--- REQUIRED TASK ---
All of the data below must be repeated exactly.

--- RECORDS FOR THE TASK ---
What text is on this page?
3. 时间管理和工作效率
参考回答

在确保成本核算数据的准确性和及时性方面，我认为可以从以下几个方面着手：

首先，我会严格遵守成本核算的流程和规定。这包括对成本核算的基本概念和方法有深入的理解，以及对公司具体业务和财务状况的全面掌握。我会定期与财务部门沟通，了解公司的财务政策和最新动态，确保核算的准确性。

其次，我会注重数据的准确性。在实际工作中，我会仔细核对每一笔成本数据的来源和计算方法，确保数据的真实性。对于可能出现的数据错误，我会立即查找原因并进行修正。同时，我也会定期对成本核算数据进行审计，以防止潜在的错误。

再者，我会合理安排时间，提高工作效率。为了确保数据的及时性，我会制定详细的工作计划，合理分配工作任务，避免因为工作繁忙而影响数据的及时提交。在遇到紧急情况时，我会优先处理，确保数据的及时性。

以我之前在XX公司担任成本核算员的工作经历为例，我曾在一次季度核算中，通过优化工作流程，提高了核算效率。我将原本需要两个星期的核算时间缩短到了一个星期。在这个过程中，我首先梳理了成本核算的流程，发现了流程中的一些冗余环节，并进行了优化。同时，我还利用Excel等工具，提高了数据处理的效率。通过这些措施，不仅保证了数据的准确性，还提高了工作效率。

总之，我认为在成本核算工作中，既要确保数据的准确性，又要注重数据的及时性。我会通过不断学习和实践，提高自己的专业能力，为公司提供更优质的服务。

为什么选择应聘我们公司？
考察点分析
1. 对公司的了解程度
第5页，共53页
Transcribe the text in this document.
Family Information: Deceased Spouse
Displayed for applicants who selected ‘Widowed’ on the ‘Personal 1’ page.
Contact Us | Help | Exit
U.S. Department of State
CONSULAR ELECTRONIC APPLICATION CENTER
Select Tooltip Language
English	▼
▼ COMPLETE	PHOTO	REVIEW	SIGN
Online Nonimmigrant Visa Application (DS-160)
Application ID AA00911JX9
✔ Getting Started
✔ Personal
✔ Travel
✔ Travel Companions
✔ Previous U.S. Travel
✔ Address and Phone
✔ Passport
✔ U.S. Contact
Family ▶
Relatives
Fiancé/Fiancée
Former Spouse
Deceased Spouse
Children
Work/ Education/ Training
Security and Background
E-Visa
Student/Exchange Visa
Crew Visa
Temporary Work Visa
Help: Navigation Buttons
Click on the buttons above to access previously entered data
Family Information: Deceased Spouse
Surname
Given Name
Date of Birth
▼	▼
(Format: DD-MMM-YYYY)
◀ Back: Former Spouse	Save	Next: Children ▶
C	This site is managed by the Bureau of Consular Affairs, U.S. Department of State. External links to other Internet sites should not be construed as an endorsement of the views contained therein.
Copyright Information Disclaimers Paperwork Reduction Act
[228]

--- WRITTEN SOLUTION ---
What text is on this page?
3. 时间管理和工作效率
参考回答

在确保成本核算数据的准确性和及时性方面，我认为可以从以下几个方面着手：

首先，我会严格遵守成本核算的流程和规定。这包括对成本核算的基本概念和方法有深入的理解，以及对公司具体业务和财务状况的全面掌握。我会定期与财务部门沟通，了解公司的财务政策和最新动态，确保核算的准确性。

其次，我会注重数据的准确性。在实际工作中，我会仔细核对每一笔成本数据的来源和计算方法，确保数据的真实性。对于可能出现的数据错误，我会立即查找原因并进行修正。同时，我也会定期对成本核算数据进行审计，以防止潜在的错误。

再者，我会合理安排时间，提高工作效率。为了确保数据的及时性，我会制定详细的工作计划，合理分配工作任务，避免因为工作繁忙而影响数据的及时提交。在遇到紧急情况时，我会优先处理，确保数据的及时性。

以我之前在XX公司担任成本核算员的工作经历为例，我曾在一次季度核算中，通过优化工作流程，提高了核算效率。我将原本需要两个星期的核算时间缩短到了一个星期。在这个过程中，我首先梳理了成本核算的流程，发现了流程中的一些冗余环节，并进行了优化。同时，我还利用Excel等工具，提高了数据处理的效率。通过这些措施，不仅保证了数据的准确性，还提高了工作效率。

总之，我认为在成本核算工作中，既要确保数据的准确性，又要注重数据的及时性。我会通过不断学习和实践，提高自己的专业能力，为公司提供更优质的服务。

为什么选择应聘我们公司？
考察点分析
1. 对公司的了解程度
第5页，共53页
Transcribe the text in this document.
Family Information: Deceased Spouse
Displayed for applicants who selected ‘Widowed’ on the ‘Personal 1’ page.
Contact Us | Help | Exit
U.S. Department of State
CONSULAR ELECTRONIC APPLICATION CENTER
Select Tooltip Language
English	▼
▼ COMPLETE	PHOTO	REVIEW	SIGN
Online Nonimmigrant Visa Application (DS-160)
Application ID AA00911JX9
✔ Getting Started
✔ Personal
✔ Travel
✔ Travel Companions
✔ Previous U.S. Travel
✔ Address and Phone
✔ Passport
✔ U.S. Contact
Family ▶
Relatives
Fiancé/Fiancée
Former Spouse
Deceased Spouse
Children
Work/ Education/ Training
Security and Background
E-Visa
Student/Exchange Visa
Crew Visa
Temporary Work Visa
Help: Navigation Buttons
Click on the buttons above to access previously entered data
Family Information: Deceased Spouse
Surname
Given Name
Date of Birth
▼	▼
(Format: DD-MMM-YYYY)
◀ Back: Former Spouse	Save	Next: Children ▶
C	This site is managed by the Bureau of Consular Affairs, U.S. Department of State. External links to other Internet sites should not be construed as an endorsement of the views contained therein.
Copyright Information Disclaimers Paperwork Reduction Act
[228]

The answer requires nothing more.